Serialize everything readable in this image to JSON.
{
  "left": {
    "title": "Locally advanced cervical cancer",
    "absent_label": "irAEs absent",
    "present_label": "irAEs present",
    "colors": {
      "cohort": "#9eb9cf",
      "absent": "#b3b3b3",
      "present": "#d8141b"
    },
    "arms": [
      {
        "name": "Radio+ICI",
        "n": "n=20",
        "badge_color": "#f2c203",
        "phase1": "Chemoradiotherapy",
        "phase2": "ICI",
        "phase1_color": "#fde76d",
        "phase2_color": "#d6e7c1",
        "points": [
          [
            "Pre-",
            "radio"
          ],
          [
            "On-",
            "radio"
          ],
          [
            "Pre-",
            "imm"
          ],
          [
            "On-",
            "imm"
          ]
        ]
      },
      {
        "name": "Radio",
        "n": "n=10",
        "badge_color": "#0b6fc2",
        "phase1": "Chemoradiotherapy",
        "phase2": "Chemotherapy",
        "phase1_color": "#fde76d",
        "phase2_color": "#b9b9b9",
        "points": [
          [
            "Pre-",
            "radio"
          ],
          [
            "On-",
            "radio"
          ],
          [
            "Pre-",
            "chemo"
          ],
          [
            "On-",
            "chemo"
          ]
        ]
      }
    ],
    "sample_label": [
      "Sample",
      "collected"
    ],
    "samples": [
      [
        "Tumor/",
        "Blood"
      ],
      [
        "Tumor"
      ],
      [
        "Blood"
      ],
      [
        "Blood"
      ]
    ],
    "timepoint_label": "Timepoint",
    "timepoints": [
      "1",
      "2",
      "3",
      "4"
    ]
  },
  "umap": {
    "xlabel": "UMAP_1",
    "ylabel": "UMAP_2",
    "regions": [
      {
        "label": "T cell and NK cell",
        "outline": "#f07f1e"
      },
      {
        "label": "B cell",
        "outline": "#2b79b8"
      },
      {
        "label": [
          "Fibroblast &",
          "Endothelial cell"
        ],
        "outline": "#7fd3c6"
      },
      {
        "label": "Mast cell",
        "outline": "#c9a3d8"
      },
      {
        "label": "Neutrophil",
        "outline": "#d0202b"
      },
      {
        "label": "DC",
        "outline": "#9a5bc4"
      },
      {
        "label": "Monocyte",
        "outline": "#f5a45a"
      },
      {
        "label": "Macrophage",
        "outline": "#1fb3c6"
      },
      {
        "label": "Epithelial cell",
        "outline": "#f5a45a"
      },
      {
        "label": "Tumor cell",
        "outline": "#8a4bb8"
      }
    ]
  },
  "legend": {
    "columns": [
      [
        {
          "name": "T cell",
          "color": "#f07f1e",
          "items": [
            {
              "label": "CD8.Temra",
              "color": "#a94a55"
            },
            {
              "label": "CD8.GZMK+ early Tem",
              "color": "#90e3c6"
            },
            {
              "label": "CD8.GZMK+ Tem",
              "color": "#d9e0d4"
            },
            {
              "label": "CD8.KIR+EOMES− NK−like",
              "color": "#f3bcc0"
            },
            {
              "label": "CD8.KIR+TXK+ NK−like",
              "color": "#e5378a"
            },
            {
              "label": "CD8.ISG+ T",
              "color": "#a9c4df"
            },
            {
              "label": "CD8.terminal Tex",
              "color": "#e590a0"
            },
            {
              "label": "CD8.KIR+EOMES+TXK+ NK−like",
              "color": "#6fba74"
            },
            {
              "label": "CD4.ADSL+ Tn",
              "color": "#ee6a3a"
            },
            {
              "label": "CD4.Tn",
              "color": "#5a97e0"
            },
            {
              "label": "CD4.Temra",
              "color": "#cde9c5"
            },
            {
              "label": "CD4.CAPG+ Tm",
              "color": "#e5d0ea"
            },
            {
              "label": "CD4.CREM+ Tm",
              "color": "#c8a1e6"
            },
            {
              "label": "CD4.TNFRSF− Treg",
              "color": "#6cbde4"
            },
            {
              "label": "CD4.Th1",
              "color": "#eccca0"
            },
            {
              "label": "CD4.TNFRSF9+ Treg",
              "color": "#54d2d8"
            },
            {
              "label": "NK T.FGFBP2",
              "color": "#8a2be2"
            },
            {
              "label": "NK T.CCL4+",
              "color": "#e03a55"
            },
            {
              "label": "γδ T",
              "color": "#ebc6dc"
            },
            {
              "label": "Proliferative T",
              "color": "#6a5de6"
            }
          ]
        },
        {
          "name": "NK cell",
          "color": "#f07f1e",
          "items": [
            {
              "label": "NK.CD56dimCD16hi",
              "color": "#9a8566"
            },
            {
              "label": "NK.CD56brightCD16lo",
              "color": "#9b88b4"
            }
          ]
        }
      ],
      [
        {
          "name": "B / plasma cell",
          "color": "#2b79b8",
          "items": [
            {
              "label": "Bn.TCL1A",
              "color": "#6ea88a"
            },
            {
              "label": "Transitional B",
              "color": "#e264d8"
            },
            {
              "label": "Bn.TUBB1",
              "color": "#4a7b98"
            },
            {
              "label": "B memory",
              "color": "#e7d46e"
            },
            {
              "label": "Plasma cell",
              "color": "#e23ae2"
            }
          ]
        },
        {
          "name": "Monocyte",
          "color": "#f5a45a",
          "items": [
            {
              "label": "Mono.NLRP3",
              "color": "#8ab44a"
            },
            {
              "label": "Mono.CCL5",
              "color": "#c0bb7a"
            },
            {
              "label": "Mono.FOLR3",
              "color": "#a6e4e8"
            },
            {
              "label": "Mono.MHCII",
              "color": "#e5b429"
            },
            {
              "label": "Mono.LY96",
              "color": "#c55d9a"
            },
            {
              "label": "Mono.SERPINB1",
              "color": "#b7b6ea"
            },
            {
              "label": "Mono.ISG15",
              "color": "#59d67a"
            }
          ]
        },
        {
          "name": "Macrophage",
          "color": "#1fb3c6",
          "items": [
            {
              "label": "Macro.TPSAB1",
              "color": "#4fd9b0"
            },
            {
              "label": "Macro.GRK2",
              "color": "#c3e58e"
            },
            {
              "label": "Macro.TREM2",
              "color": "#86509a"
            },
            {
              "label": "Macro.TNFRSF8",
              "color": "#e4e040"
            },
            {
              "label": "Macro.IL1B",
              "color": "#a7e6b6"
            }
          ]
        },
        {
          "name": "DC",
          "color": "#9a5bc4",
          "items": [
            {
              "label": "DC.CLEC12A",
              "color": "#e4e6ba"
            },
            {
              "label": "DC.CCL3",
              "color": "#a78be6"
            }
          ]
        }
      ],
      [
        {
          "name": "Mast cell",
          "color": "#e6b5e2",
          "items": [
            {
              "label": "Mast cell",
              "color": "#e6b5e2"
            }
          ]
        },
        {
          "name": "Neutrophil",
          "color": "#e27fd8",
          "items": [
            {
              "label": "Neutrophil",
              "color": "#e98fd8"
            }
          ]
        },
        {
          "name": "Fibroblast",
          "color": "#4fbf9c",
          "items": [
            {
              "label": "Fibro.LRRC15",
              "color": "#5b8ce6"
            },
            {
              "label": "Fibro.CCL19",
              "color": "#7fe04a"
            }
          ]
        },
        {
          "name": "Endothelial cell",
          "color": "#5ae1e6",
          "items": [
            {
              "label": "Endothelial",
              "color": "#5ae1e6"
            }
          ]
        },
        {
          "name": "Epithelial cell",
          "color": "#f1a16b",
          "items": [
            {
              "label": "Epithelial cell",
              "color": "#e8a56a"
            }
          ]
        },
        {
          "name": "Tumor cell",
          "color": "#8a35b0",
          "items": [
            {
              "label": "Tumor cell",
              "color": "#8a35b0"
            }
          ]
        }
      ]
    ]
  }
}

=-=-=

» **TASK TO COMPLETE**: For each line above that includes "outline", make a copy.

» **TASK OUTPUT**:
        "outline": "#f07f1e"
        "outline": "#2b79b8"
        "outline": "#7fd3c6"
        "outline": "#c9a3d8"
        "outline": "#d0202b"
        "outline": "#9a5bc4"
        "outline": "#f5a45a"
        "outline": "#1fb3c6"
        "outline": "#f5a45a"
        "outline": "#8a4bb8"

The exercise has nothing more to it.